Scan the material that follows. Copy every line containing the word "Isolated".

========================

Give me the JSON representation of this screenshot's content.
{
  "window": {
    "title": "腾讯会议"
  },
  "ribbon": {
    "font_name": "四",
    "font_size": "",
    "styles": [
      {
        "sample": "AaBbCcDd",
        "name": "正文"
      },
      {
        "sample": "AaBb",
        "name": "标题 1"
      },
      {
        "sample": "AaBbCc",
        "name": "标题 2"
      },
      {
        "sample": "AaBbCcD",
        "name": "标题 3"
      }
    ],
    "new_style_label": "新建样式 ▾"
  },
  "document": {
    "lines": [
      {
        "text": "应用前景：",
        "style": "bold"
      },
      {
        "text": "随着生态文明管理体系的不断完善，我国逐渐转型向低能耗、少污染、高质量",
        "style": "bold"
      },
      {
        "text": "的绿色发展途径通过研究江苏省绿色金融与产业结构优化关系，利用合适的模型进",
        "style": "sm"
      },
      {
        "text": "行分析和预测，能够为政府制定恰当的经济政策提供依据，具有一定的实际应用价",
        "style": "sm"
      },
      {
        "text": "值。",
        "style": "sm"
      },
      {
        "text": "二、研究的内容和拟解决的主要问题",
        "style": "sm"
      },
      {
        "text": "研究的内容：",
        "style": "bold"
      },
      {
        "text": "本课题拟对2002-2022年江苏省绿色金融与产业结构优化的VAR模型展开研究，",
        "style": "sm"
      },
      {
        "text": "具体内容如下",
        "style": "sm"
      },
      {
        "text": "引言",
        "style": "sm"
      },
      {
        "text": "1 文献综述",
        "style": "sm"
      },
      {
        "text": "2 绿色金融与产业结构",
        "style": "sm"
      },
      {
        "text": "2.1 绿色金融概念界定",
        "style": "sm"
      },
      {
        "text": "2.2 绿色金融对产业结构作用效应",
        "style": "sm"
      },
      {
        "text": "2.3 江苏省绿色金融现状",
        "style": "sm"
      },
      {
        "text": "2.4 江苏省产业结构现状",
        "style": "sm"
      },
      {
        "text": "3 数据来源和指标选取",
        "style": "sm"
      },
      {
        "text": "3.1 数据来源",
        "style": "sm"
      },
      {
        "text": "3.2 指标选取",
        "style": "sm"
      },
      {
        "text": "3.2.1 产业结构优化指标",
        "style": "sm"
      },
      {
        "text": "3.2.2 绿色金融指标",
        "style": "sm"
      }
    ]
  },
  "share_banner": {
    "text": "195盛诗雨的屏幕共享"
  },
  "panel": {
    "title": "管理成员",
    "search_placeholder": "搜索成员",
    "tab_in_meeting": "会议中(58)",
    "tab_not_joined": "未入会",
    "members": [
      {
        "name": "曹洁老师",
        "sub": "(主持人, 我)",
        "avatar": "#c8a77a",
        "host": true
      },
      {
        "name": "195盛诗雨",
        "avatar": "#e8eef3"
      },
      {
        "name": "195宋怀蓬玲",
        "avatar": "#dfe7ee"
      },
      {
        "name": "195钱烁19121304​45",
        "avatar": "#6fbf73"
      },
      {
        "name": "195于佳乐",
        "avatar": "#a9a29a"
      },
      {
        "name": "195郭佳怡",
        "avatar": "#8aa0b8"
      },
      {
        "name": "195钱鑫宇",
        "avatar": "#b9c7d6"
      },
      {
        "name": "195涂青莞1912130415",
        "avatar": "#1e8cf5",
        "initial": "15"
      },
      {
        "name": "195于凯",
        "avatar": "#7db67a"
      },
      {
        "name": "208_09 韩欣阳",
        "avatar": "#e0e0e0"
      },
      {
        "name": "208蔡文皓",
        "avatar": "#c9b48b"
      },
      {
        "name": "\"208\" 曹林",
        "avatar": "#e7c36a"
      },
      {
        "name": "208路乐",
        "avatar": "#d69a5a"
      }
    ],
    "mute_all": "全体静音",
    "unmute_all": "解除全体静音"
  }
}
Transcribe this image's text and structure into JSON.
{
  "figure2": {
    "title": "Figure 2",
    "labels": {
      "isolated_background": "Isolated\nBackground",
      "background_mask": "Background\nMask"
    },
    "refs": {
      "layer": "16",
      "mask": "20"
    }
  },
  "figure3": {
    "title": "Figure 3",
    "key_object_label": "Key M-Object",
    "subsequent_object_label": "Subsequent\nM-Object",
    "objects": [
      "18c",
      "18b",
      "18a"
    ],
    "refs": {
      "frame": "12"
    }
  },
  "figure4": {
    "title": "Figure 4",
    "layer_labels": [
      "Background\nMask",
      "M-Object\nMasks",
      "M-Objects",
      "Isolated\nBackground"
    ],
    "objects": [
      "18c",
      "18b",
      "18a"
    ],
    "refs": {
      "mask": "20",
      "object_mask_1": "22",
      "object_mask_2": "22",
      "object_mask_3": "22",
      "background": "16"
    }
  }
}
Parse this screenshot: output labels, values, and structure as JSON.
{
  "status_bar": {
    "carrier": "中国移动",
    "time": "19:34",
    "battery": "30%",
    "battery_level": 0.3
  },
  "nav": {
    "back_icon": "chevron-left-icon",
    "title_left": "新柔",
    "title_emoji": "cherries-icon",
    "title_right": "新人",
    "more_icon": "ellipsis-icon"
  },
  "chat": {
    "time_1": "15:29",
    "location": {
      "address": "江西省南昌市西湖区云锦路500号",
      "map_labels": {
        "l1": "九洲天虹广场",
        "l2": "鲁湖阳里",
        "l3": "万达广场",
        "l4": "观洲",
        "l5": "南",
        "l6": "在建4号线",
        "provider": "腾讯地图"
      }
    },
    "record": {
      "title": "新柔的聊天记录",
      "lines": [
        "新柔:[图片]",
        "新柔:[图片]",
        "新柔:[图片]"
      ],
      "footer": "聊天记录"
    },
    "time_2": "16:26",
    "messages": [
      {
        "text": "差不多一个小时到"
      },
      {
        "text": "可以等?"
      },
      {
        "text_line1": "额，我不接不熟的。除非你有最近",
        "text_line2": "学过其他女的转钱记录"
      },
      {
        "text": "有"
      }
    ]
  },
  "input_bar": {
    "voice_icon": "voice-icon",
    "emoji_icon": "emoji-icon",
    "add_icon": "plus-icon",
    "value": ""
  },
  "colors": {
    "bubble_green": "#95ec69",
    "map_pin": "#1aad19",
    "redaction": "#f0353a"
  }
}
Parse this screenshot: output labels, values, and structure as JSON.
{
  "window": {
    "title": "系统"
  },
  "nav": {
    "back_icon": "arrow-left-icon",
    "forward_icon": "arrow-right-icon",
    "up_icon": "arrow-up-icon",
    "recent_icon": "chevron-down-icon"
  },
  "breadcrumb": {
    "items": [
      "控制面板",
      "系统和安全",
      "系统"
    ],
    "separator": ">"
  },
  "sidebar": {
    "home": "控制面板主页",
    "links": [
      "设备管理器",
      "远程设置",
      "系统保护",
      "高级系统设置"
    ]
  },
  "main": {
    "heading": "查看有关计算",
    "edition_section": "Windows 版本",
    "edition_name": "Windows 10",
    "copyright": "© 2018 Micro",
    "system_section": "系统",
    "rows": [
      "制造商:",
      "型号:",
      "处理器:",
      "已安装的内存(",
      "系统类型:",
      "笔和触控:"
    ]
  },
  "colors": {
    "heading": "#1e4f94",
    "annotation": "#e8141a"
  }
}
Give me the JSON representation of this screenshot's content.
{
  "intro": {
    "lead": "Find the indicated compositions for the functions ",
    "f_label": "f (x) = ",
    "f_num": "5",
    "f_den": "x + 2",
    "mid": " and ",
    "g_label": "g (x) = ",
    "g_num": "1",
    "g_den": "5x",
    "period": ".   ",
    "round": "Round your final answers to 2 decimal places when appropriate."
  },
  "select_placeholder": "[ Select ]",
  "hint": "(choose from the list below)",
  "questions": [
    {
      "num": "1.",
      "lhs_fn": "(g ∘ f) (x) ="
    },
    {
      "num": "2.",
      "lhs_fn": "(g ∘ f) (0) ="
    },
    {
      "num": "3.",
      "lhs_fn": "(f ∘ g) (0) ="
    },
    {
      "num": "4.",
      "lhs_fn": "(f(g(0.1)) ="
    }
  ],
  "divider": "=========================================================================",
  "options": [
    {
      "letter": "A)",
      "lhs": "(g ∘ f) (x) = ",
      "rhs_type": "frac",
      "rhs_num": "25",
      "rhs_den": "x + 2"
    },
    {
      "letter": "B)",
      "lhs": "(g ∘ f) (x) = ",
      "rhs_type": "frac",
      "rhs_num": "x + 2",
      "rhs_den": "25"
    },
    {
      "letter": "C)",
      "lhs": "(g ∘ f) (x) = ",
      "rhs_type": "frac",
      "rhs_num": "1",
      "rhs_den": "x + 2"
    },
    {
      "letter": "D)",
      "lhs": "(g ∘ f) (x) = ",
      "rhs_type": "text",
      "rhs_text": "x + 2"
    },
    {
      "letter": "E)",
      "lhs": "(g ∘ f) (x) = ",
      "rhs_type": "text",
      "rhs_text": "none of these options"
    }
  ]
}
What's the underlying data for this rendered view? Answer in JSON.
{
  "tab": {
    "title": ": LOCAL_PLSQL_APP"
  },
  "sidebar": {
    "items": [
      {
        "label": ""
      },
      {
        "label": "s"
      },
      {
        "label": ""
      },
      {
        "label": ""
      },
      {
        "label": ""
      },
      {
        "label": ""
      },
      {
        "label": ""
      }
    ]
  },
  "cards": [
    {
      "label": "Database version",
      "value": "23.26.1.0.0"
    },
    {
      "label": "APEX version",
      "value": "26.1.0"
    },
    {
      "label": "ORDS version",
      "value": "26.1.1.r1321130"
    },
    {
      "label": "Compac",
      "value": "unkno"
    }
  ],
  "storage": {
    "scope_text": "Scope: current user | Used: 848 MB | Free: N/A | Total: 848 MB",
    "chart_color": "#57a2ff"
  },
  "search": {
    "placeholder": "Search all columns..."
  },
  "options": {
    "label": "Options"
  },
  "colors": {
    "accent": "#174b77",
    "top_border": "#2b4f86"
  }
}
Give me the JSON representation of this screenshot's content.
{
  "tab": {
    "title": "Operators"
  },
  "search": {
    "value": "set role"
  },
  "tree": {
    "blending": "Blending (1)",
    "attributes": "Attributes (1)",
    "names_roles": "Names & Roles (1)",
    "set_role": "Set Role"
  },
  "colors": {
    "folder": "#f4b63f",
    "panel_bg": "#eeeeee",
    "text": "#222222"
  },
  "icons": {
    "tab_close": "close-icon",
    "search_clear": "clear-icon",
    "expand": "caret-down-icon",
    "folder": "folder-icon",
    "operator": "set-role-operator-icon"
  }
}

========================

▸ **OUTPUT BELOW**
      "isolated_background": "Isolated\nBackground",
      "Isolated\nBackground"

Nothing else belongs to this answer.